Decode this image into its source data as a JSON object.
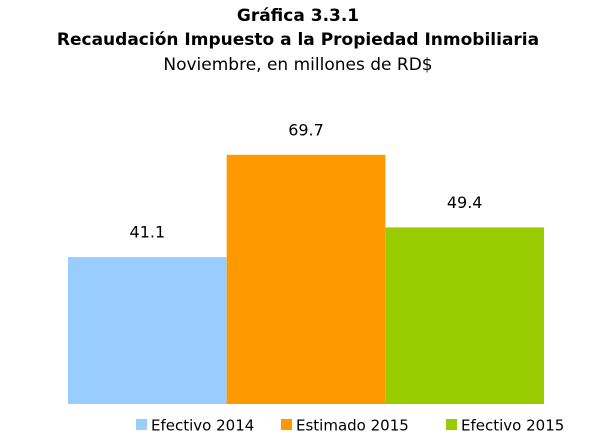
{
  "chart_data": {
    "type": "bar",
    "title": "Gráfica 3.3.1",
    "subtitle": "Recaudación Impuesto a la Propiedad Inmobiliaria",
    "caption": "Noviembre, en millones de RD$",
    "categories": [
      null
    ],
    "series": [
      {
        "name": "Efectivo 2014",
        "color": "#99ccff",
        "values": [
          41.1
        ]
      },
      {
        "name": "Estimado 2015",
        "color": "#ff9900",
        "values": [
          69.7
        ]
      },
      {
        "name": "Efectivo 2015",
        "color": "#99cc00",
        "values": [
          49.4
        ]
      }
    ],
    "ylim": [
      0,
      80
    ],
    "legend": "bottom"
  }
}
--------
**Task to complete:** Pick out the lines containing the string "name".

**Correct answer:**
        "name": "Efectivo 2014",
        "name": "Estimado 2015",
        "name": "Efectivo 2015",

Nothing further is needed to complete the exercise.